[start]

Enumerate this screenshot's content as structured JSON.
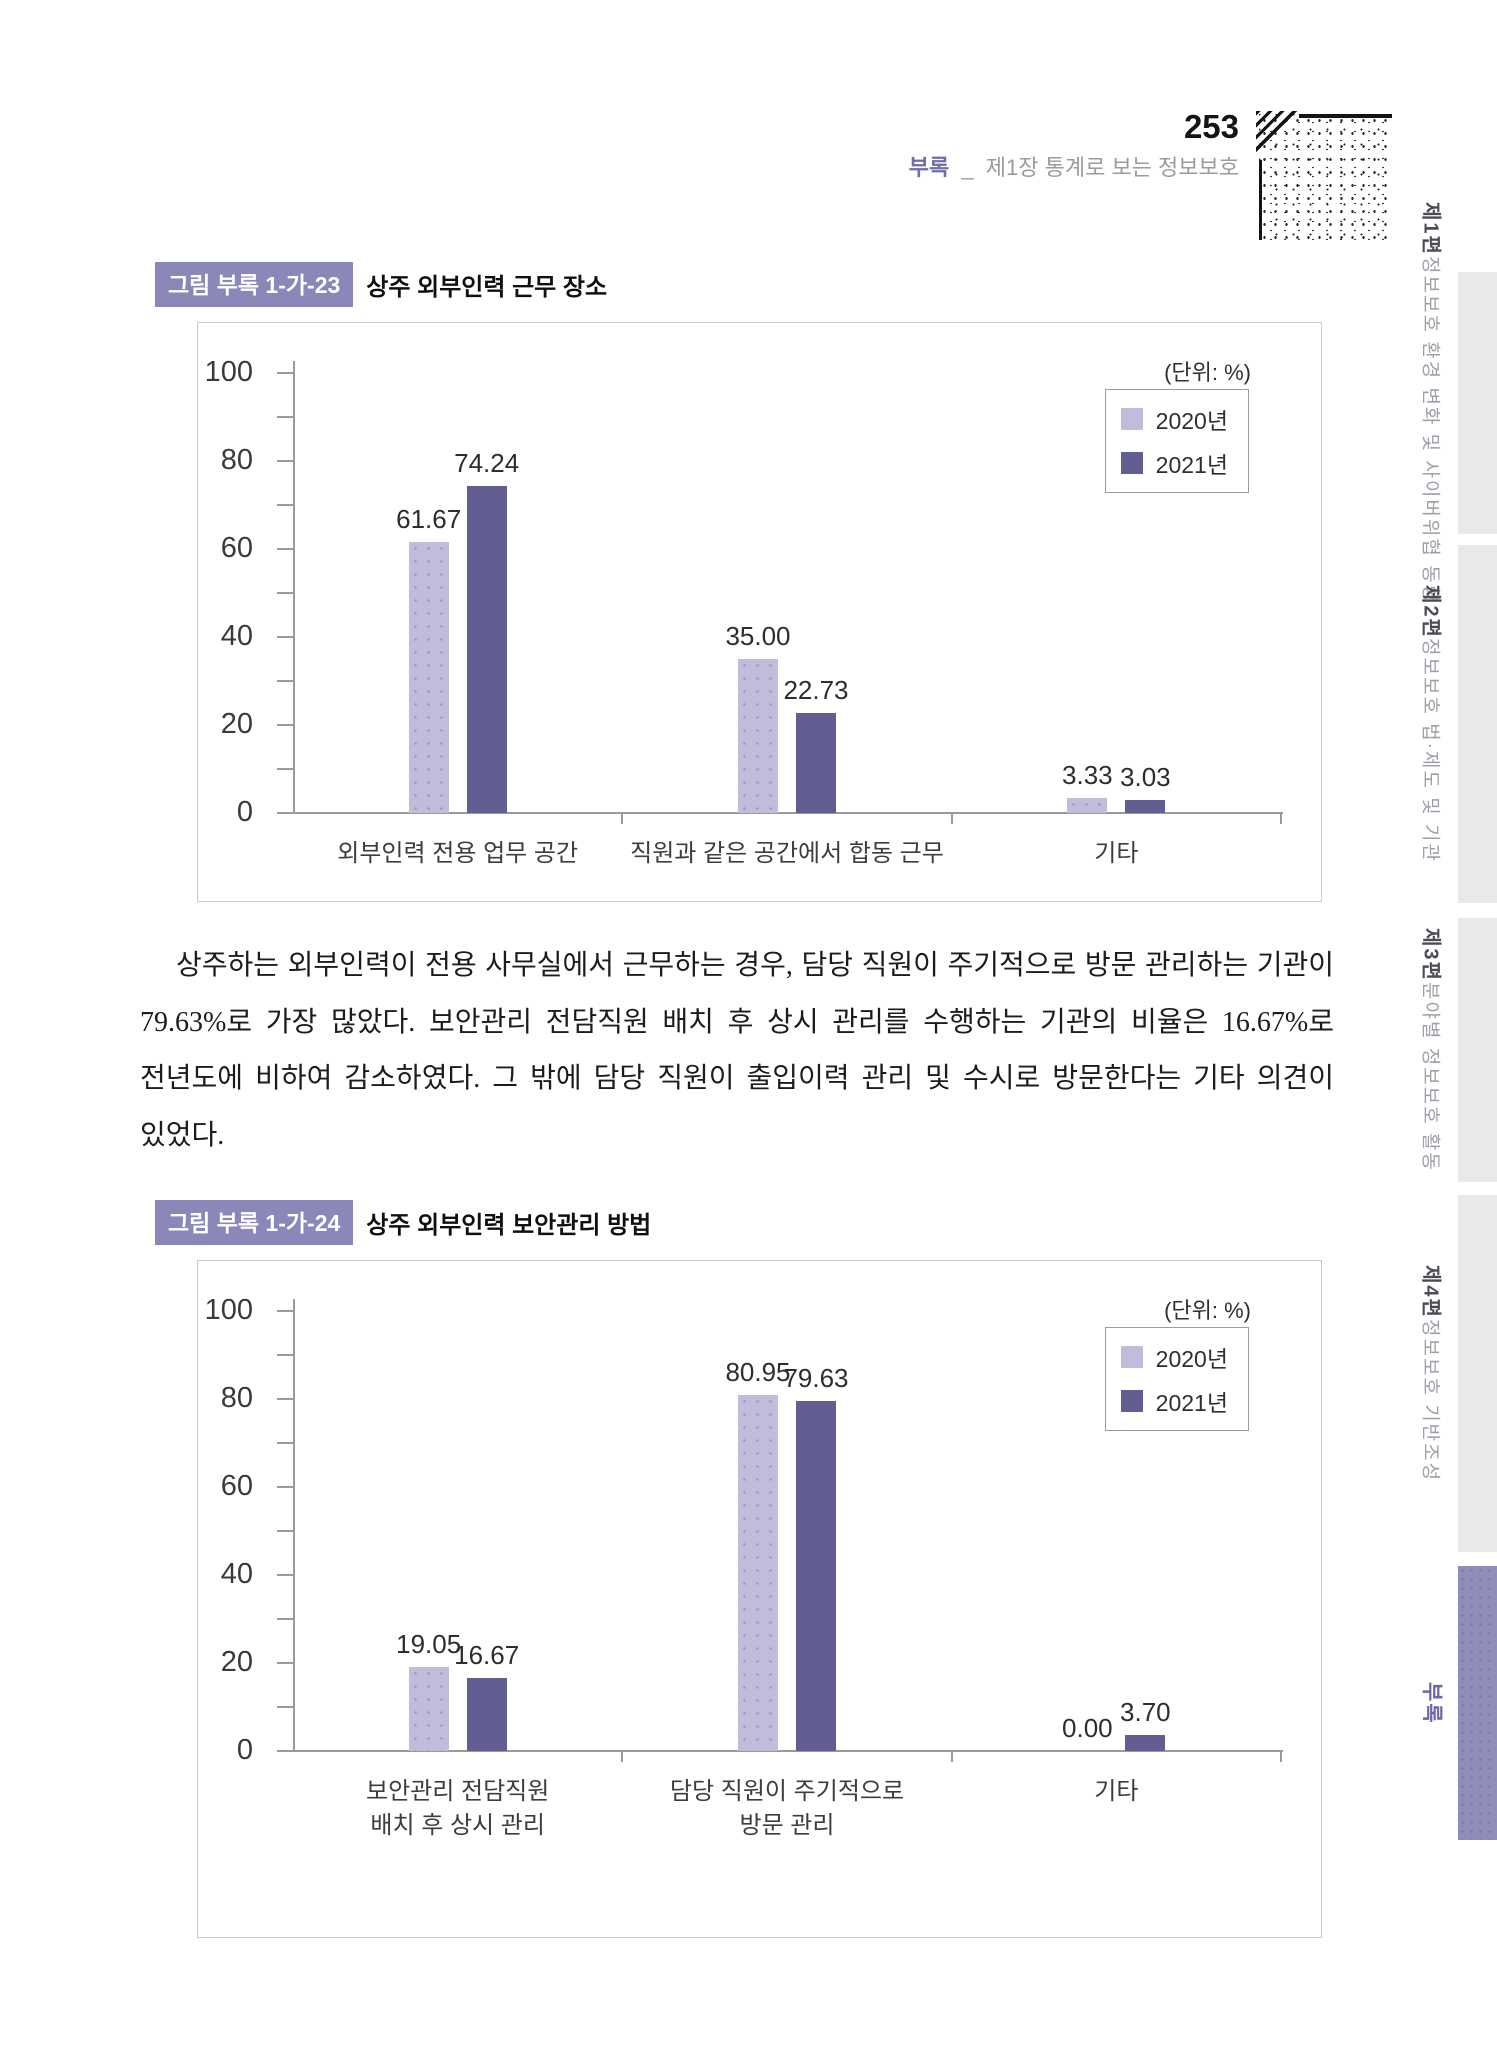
{
  "header": {
    "page_number": "253",
    "breadcrumb": {
      "section": "부록",
      "separator": "_",
      "chapter": "제1장 통계로 보는 정보보호"
    }
  },
  "sidebar": {
    "tabs": [
      {
        "part": "제1편",
        "title": "정보보호 환경 변화 및 사이버위협 동향",
        "active": false
      },
      {
        "part": "제2편",
        "title": "정보보호 법·제도 및 기관",
        "active": false
      },
      {
        "part": "제3편",
        "title": "분야별 정보보호 활동",
        "active": false
      },
      {
        "part": "제4편",
        "title": "정보보호 기반조성",
        "active": false
      },
      {
        "part": "부록",
        "title": "",
        "active": true
      }
    ]
  },
  "figures": [
    {
      "badge": "그림 부록 1-가-23",
      "title": "상주 외부인력 근무 장소"
    },
    {
      "badge": "그림 부록 1-가-24",
      "title": "상주 외부인력 보안관리 방법"
    }
  ],
  "paragraph": "상주하는 외부인력이 전용 사무실에서 근무하는 경우, 담당 직원이 주기적으로 방문 관리하는 기관이 79.63%로 가장 많았다. 보안관리 전담직원 배치 후 상시 관리를 수행하는 기관의 비율은 16.67%로 전년도에 비하여 감소하였다. 그 밖에 담당 직원이 출입이력 관리 및 수시로 방문한다는 기타 의견이 있었다.",
  "chart_data": [
    {
      "type": "bar",
      "title": "상주 외부인력 근무 장소",
      "unit_label": "(단위: %)",
      "categories": [
        "외부인력 전용 업무 공간",
        "직원과 같은 공간에서 합동 근무",
        "기타"
      ],
      "series": [
        {
          "name": "2020년",
          "color": "#c0bcdb",
          "values": [
            61.67,
            35.0,
            3.33
          ],
          "labels": [
            "61.67",
            "35.00",
            "3.33"
          ]
        },
        {
          "name": "2021년",
          "color": "#635e91",
          "values": [
            74.24,
            22.73,
            3.03
          ],
          "labels": [
            "74.24",
            "22.73",
            "3.03"
          ]
        }
      ],
      "ylim": [
        0,
        100
      ],
      "yticks": [
        0,
        20,
        40,
        60,
        80,
        100
      ],
      "ytick_minor_step": 10,
      "grid": false,
      "legend_position": "top-right"
    },
    {
      "type": "bar",
      "title": "상주 외부인력 보안관리 방법",
      "unit_label": "(단위: %)",
      "categories": [
        "보안관리 전담직원\n배치 후 상시 관리",
        "담당 직원이 주기적으로\n방문 관리",
        "기타"
      ],
      "series": [
        {
          "name": "2020년",
          "color": "#c0bcdb",
          "values": [
            19.05,
            80.95,
            0.0
          ],
          "labels": [
            "19.05",
            "80.95",
            "0.00"
          ]
        },
        {
          "name": "2021년",
          "color": "#635e91",
          "values": [
            16.67,
            79.63,
            3.7
          ],
          "labels": [
            "16.67",
            "79.63",
            "3.70"
          ]
        }
      ],
      "ylim": [
        0,
        100
      ],
      "yticks": [
        0,
        20,
        40,
        60,
        80,
        100
      ],
      "ytick_minor_step": 10,
      "grid": false,
      "legend_position": "top-right"
    }
  ]
}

[end]

Quote the material exactly. Pictures stay out.

Exercise output -
Enumerate this screenshot's content as structured JSON.
{
  "header": {
    "page_number": "253",
    "breadcrumb": {
      "section": "부록",
      "separator": "_",
      "chapter": "제1장 통계로 보는 정보보호"
    }
  },
  "sidebar": {
    "tabs": [
      {
        "part": "제1편",
        "title": "정보보호 환경 변화 및 사이버위협 동향",
        "active": false
      },
      {
        "part": "제2편",
        "title": "정보보호 법·제도 및 기관",
        "active": false
      },
      {
        "part": "제3편",
        "title": "분야별 정보보호 활동",
        "active": false
      },
      {
        "part": "제4편",
        "title": "정보보호 기반조성",
        "active": false
      },
      {
        "part": "부록",
        "title": "",
        "active": true
      }
    ]
  },
  "figures": [
    {
      "badge": "그림 부록 1-가-23",
      "title": "상주 외부인력 근무 장소"
    },
    {
      "badge": "그림 부록 1-가-24",
      "title": "상주 외부인력 보안관리 방법"
    }
  ],
  "paragraph": "상주하는 외부인력이 전용 사무실에서 근무하는 경우, 담당 직원이 주기적으로 방문 관리하는 기관이 79.63%로 가장 많았다. 보안관리 전담직원 배치 후 상시 관리를 수행하는 기관의 비율은 16.67%로 전년도에 비하여 감소하였다. 그 밖에 담당 직원이 출입이력 관리 및 수시로 방문한다는 기타 의견이 있었다.",
  "chart_data": [
    {
      "type": "bar",
      "title": "상주 외부인력 근무 장소",
      "unit_label": "(단위: %)",
      "categories": [
        "외부인력 전용 업무 공간",
        "직원과 같은 공간에서 합동 근무",
        "기타"
      ],
      "series": [
        {
          "name": "2020년",
          "color": "#c0bcdb",
          "values": [
            61.67,
            35.0,
            3.33
          ],
          "labels": [
            "61.67",
            "35.00",
            "3.33"
          ]
        },
        {
          "name": "2021년",
          "color": "#635e91",
          "values": [
            74.24,
            22.73,
            3.03
          ],
          "labels": [
            "74.24",
            "22.73",
            "3.03"
          ]
        }
      ],
      "ylim": [
        0,
        100
      ],
      "yticks": [
        0,
        20,
        40,
        60,
        80,
        100
      ],
      "ytick_minor_step": 10,
      "grid": false,
      "legend_position": "top-right"
    },
    {
      "type": "bar",
      "title": "상주 외부인력 보안관리 방법",
      "unit_label": "(단위: %)",
      "categories": [
        "보안관리 전담직원\n배치 후 상시 관리",
        "담당 직원이 주기적으로\n방문 관리",
        "기타"
      ],
      "series": [
        {
          "name": "2020년",
          "color": "#c0bcdb",
          "values": [
            19.05,
            80.95,
            0.0
          ],
          "labels": [
            "19.05",
            "80.95",
            "0.00"
          ]
        },
        {
          "name": "2021년",
          "color": "#635e91",
          "values": [
            16.67,
            79.63,
            3.7
          ],
          "labels": [
            "16.67",
            "79.63",
            "3.70"
          ]
        }
      ],
      "ylim": [
        0,
        100
      ],
      "yticks": [
        0,
        20,
        40,
        60,
        80,
        100
      ],
      "ytick_minor_step": 10,
      "grid": false,
      "legend_position": "top-right"
    }
  ]
}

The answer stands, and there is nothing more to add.